**Data extracted from a collection**
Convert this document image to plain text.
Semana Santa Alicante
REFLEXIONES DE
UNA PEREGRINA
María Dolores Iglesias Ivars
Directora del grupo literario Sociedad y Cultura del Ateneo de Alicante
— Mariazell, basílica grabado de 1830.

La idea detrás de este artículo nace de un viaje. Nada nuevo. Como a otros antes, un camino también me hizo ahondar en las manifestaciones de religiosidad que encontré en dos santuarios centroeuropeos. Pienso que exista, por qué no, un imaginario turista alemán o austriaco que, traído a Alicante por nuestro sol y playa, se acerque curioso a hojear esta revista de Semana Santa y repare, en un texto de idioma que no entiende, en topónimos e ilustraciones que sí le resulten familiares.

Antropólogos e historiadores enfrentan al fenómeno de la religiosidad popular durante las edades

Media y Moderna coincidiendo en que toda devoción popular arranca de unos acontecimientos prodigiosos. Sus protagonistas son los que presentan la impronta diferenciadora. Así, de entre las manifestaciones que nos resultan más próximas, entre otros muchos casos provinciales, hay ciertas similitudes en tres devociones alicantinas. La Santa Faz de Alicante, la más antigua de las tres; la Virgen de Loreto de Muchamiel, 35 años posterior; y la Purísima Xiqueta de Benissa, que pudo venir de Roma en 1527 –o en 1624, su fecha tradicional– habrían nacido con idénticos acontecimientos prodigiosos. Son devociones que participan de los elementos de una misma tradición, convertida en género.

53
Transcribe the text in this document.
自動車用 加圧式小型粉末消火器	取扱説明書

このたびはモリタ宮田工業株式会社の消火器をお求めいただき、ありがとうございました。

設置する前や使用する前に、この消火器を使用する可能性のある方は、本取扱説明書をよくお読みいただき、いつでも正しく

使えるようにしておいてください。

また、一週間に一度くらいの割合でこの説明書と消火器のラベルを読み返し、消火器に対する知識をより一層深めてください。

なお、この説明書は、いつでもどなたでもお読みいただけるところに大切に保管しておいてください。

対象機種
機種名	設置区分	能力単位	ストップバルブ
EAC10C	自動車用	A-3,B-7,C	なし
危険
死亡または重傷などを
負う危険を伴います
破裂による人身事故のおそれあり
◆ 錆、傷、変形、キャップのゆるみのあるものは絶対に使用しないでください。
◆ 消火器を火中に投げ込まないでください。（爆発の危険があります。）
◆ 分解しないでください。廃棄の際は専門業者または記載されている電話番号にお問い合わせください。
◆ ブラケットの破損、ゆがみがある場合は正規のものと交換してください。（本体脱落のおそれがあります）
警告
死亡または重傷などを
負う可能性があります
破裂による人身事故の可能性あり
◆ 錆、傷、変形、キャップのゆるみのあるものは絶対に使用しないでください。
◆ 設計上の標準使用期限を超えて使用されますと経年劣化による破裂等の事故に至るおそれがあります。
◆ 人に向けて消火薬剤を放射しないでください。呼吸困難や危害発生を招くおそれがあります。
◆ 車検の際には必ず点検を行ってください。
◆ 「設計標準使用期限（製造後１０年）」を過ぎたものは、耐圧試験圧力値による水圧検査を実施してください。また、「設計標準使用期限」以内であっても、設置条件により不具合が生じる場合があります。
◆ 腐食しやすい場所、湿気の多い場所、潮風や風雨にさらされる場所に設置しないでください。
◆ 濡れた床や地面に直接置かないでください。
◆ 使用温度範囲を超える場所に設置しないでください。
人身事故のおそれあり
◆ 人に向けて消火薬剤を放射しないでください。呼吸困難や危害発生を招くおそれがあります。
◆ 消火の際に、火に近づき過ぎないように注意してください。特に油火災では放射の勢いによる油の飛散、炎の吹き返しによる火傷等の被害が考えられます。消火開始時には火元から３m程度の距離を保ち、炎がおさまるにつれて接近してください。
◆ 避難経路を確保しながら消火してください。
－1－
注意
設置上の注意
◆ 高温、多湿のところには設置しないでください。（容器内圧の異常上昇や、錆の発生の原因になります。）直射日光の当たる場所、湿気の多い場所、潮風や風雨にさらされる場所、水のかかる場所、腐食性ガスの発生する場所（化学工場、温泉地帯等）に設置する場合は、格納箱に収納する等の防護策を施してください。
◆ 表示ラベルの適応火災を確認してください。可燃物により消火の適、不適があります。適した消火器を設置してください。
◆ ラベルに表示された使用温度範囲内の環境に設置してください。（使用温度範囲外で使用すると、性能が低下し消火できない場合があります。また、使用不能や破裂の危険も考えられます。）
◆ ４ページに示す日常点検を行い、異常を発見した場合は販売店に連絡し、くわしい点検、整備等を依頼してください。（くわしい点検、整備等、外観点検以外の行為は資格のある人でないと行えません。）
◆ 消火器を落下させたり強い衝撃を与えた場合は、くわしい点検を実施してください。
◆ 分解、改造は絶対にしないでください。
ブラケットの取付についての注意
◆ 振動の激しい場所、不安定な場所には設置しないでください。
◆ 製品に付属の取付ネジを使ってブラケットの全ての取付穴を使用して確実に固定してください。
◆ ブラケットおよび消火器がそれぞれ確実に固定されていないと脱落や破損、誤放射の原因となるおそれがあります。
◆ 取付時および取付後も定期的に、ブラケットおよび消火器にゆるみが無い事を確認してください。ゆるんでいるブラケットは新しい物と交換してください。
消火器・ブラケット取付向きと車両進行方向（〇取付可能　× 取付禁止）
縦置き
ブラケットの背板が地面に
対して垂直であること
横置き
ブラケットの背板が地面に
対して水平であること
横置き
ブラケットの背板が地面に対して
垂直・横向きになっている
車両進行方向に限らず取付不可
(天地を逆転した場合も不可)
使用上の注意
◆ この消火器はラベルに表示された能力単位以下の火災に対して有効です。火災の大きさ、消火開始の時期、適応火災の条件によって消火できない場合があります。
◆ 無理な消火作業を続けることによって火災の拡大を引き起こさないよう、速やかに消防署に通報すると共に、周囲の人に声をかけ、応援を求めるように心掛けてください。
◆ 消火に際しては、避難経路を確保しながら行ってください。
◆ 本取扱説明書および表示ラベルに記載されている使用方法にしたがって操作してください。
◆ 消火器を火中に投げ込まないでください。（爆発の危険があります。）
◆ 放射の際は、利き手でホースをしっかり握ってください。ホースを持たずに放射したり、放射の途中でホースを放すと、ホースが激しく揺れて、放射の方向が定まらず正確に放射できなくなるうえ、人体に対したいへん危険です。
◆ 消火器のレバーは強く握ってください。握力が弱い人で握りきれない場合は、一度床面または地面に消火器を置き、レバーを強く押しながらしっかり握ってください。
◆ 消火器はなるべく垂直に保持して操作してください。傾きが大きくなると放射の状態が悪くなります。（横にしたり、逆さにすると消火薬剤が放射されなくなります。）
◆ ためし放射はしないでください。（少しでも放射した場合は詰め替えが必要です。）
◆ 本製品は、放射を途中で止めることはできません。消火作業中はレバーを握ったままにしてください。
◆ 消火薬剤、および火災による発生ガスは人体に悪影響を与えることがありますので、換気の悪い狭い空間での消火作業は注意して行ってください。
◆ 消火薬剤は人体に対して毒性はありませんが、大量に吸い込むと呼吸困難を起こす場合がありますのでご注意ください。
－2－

**STATED EXERCISE**
Give the material above again, word for word.

**RESPONSE**
Convert this document image to plain text.
Semana Santa Alicante
REFLEXIONES DE
UNA PEREGRINA
María Dolores Iglesias Ivars
Directora del grupo literario Sociedad y Cultura del Ateneo de Alicante
— Mariazell, basílica grabado de 1830.

La idea detrás de este artículo nace de un viaje. Nada nuevo. Como a otros antes, un camino también me hizo ahondar en las manifestaciones de religiosidad que encontré en dos santuarios centroeuropeos. Pienso que exista, por qué no, un imaginario turista alemán o austriaco que, traído a Alicante por nuestro sol y playa, se acerque curioso a hojear esta revista de Semana Santa y repare, en un texto de idioma que no entiende, en topónimos e ilustraciones que sí le resulten familiares.

Antropólogos e historiadores enfrentan al fenómeno de la religiosidad popular durante las edades

Media y Moderna coincidiendo en que toda devoción popular arranca de unos acontecimientos prodigiosos. Sus protagonistas son los que presentan la impronta diferenciadora. Así, de entre las manifestaciones que nos resultan más próximas, entre otros muchos casos provinciales, hay ciertas similitudes en tres devociones alicantinas. La Santa Faz de Alicante, la más antigua de las tres; la Virgen de Loreto de Muchamiel, 35 años posterior; y la Purísima Xiqueta de Benissa, que pudo venir de Roma en 1527 –o en 1624, su fecha tradicional– habrían nacido con idénticos acontecimientos prodigiosos. Son devociones que participan de los elementos de una misma tradición, convertida en género.

53
Transcribe the text in this document.
自動車用 加圧式小型粉末消火器	取扱説明書

このたびはモリタ宮田工業株式会社の消火器をお求めいただき、ありがとうございました。

設置する前や使用する前に、この消火器を使用する可能性のある方は、本取扱説明書をよくお読みいただき、いつでも正しく

使えるようにしておいてください。

また、一週間に一度くらいの割合でこの説明書と消火器のラベルを読み返し、消火器に対する知識をより一層深めてください。

なお、この説明書は、いつでもどなたでもお読みいただけるところに大切に保管しておいてください。

対象機種
機種名	設置区分	能力単位	ストップバルブ
EAC10C	自動車用	A-3,B-7,C	なし
危険
死亡または重傷などを
負う危険を伴います
破裂による人身事故のおそれあり
◆ 錆、傷、変形、キャップのゆるみのあるものは絶対に使用しないでください。
◆ 消火器を火中に投げ込まないでください。（爆発の危険があります。）
◆ 分解しないでください。廃棄の際は専門業者または記載されている電話番号にお問い合わせください。
◆ ブラケットの破損、ゆがみがある場合は正規のものと交換してください。（本体脱落のおそれがあります）
警告
死亡または重傷などを
負う可能性があります
破裂による人身事故の可能性あり
◆ 錆、傷、変形、キャップのゆるみのあるものは絶対に使用しないでください。
◆ 設計上の標準使用期限を超えて使用されますと経年劣化による破裂等の事故に至るおそれがあります。
◆ 人に向けて消火薬剤を放射しないでください。呼吸困難や危害発生を招くおそれがあります。
◆ 車検の際には必ず点検を行ってください。
◆ 「設計標準使用期限（製造後１０年）」を過ぎたものは、耐圧試験圧力値による水圧検査を実施してください。また、「設計標準使用期限」以内であっても、設置条件により不具合が生じる場合があります。
◆ 腐食しやすい場所、湿気の多い場所、潮風や風雨にさらされる場所に設置しないでください。
◆ 濡れた床や地面に直接置かないでください。
◆ 使用温度範囲を超える場所に設置しないでください。
人身事故のおそれあり
◆ 人に向けて消火薬剤を放射しないでください。呼吸困難や危害発生を招くおそれがあります。
◆ 消火の際に、火に近づき過ぎないように注意してください。特に油火災では放射の勢いによる油の飛散、炎の吹き返しによる火傷等の被害が考えられます。消火開始時には火元から３m程度の距離を保ち、炎がおさまるにつれて接近してください。
◆ 避難経路を確保しながら消火してください。
－1－
注意
設置上の注意
◆ 高温、多湿のところには設置しないでください。（容器内圧の異常上昇や、錆の発生の原因になります。）直射日光の当たる場所、湿気の多い場所、潮風や風雨にさらされる場所、水のかかる場所、腐食性ガスの発生する場所（化学工場、温泉地帯等）に設置する場合は、格納箱に収納する等の防護策を施してください。
◆ 表示ラベルの適応火災を確認してください。可燃物により消火の適、不適があります。適した消火器を設置してください。
◆ ラベルに表示された使用温度範囲内の環境に設置してください。（使用温度範囲外で使用すると、性能が低下し消火できない場合があります。また、使用不能や破裂の危険も考えられます。）
◆ ４ページに示す日常点検を行い、異常を発見した場合は販売店に連絡し、くわしい点検、整備等を依頼してください。（くわしい点検、整備等、外観点検以外の行為は資格のある人でないと行えません。）
◆ 消火器を落下させたり強い衝撃を与えた場合は、くわしい点検を実施してください。
◆ 分解、改造は絶対にしないでください。
ブラケットの取付についての注意
◆ 振動の激しい場所、不安定な場所には設置しないでください。
◆ 製品に付属の取付ネジを使ってブラケットの全ての取付穴を使用して確実に固定してください。
◆ ブラケットおよび消火器がそれぞれ確実に固定されていないと脱落や破損、誤放射の原因となるおそれがあります。
◆ 取付時および取付後も定期的に、ブラケットおよび消火器にゆるみが無い事を確認してください。ゆるんでいるブラケットは新しい物と交換してください。
消火器・ブラケット取付向きと車両進行方向（〇取付可能　× 取付禁止）
縦置き
ブラケットの背板が地面に
対して垂直であること
横置き
ブラケットの背板が地面に
対して水平であること
横置き
ブラケットの背板が地面に対して
垂直・横向きになっている
車両進行方向に限らず取付不可
(天地を逆転した場合も不可)
使用上の注意
◆ この消火器はラベルに表示された能力単位以下の火災に対して有効です。火災の大きさ、消火開始の時期、適応火災の条件によって消火できない場合があります。
◆ 無理な消火作業を続けることによって火災の拡大を引き起こさないよう、速やかに消防署に通報すると共に、周囲の人に声をかけ、応援を求めるように心掛けてください。
◆ 消火に際しては、避難経路を確保しながら行ってください。
◆ 本取扱説明書および表示ラベルに記載されている使用方法にしたがって操作してください。
◆ 消火器を火中に投げ込まないでください。（爆発の危険があります。）
◆ 放射の際は、利き手でホースをしっかり握ってください。ホースを持たずに放射したり、放射の途中でホースを放すと、ホースが激しく揺れて、放射の方向が定まらず正確に放射できなくなるうえ、人体に対したいへん危険です。
◆ 消火器のレバーは強く握ってください。握力が弱い人で握りきれない場合は、一度床面または地面に消火器を置き、レバーを強く押しながらしっかり握ってください。
◆ 消火器はなるべく垂直に保持して操作してください。傾きが大きくなると放射の状態が悪くなります。（横にしたり、逆さにすると消火薬剤が放射されなくなります。）
◆ ためし放射はしないでください。（少しでも放射した場合は詰め替えが必要です。）
◆ 本製品は、放射を途中で止めることはできません。消火作業中はレバーを握ったままにしてください。
◆ 消火薬剤、および火災による発生ガスは人体に悪影響を与えることがありますので、換気の悪い狭い空間での消火作業は注意して行ってください。
◆ 消火薬剤は人体に対して毒性はありませんが、大量に吸い込むと呼吸困難を起こす場合がありますのでご注意ください。
－2－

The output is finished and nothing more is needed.